Written exercise - Reproduce the data exactly.

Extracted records
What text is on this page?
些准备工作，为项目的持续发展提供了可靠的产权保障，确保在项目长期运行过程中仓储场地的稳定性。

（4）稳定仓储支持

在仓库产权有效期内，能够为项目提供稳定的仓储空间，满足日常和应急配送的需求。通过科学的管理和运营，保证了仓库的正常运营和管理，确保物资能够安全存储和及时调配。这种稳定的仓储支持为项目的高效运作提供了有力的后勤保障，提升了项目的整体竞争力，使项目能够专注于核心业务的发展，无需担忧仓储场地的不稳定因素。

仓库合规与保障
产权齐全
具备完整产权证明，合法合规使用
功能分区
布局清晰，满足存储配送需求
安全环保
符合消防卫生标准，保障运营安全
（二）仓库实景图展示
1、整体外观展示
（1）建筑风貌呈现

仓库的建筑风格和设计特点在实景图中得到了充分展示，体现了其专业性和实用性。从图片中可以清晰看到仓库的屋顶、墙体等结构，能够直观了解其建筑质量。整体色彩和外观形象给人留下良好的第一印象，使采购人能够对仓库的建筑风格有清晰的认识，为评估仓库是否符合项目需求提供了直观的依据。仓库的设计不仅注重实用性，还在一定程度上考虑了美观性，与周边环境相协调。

Solution below -
What text is on this page?
些准备工作，为项目的持续发展提供了可靠的产权保障，确保在项目长期运行过程中仓储场地的稳定性。

（4）稳定仓储支持

在仓库产权有效期内，能够为项目提供稳定的仓储空间，满足日常和应急配送的需求。通过科学的管理和运营，保证了仓库的正常运营和管理，确保物资能够安全存储和及时调配。这种稳定的仓储支持为项目的高效运作提供了有力的后勤保障，提升了项目的整体竞争力，使项目能够专注于核心业务的发展，无需担忧仓储场地的不稳定因素。

仓库合规与保障
产权齐全
具备完整产权证明，合法合规使用
功能分区
布局清晰，满足存储配送需求
安全环保
符合消防卫生标准，保障运营安全
（二）仓库实景图展示
1、整体外观展示
（1）建筑风貌呈现

仓库的建筑风格和设计特点在实景图中得到了充分展示，体现了其专业性和实用性。从图片中可以清晰看到仓库的屋顶、墙体等结构，能够直观了解其建筑质量。整体色彩和外观形象给人留下良好的第一印象，使采购人能够对仓库的建筑风格有清晰的认识，为评估仓库是否符合项目需求提供了直观的依据。仓库的设计不仅注重实用性，还在一定程度上考虑了美观性，与周边环境相协调。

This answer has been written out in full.